> [WRITTEN INSTRUCTION]: Please state how many lines in the records contain the string "this", with no words besides the number.

> [ENTRIES]:
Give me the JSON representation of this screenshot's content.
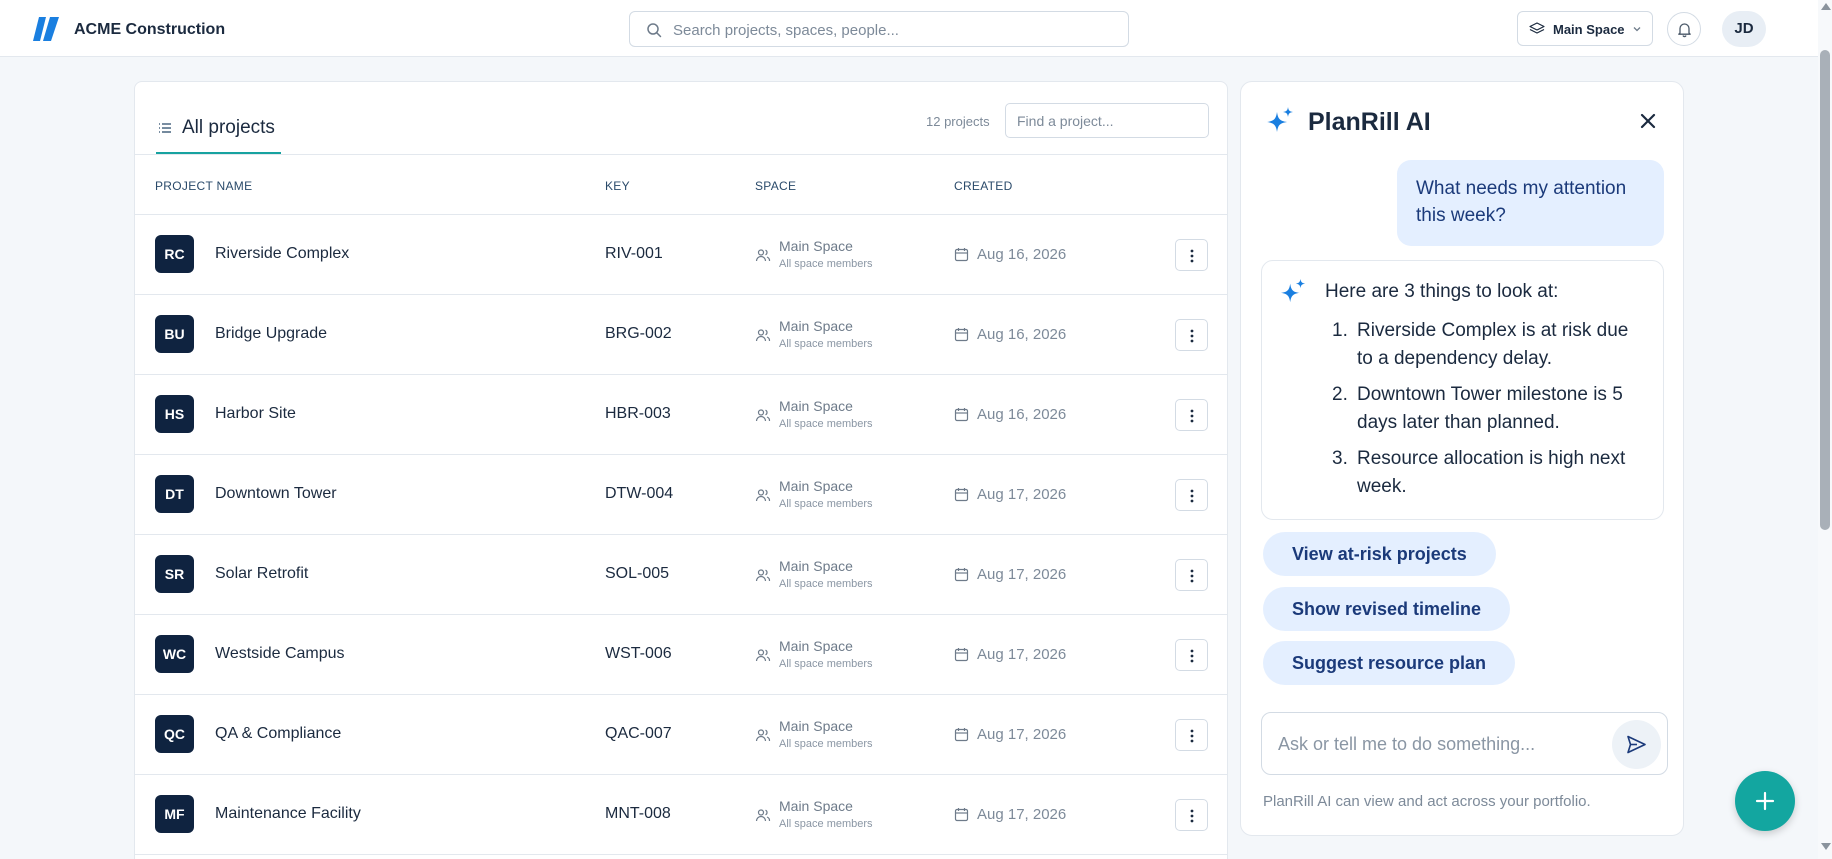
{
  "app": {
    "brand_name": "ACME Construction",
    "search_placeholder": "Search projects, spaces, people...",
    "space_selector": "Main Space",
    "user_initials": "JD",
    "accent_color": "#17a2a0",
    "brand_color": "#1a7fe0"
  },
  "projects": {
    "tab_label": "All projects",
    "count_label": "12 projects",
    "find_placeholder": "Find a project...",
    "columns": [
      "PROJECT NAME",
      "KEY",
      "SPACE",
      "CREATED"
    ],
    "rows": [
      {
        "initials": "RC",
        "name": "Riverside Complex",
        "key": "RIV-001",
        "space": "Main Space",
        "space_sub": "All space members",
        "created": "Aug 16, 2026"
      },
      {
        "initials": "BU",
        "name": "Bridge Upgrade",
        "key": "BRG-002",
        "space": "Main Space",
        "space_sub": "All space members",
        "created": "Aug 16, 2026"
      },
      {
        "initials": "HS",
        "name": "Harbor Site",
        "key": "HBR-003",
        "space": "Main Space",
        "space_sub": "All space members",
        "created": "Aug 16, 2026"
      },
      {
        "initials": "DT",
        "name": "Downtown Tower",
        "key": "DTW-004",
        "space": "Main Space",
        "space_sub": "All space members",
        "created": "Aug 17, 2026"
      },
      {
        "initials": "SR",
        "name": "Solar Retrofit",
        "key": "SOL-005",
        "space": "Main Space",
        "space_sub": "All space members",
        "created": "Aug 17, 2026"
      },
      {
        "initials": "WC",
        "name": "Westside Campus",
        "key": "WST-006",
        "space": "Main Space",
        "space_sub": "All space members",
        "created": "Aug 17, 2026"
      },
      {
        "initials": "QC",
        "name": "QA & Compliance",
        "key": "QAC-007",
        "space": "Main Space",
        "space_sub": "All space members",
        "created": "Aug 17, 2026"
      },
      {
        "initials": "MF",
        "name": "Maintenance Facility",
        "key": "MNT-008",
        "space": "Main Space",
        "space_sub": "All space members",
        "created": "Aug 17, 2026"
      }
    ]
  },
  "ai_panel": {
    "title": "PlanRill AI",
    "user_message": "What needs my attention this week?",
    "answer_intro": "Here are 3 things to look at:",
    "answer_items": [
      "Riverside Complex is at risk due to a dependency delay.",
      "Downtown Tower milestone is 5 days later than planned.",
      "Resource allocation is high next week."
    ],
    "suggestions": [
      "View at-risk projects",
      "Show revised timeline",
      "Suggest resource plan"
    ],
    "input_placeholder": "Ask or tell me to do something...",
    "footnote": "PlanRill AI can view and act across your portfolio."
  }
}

> [RESPONSE TO THE TASK]: 2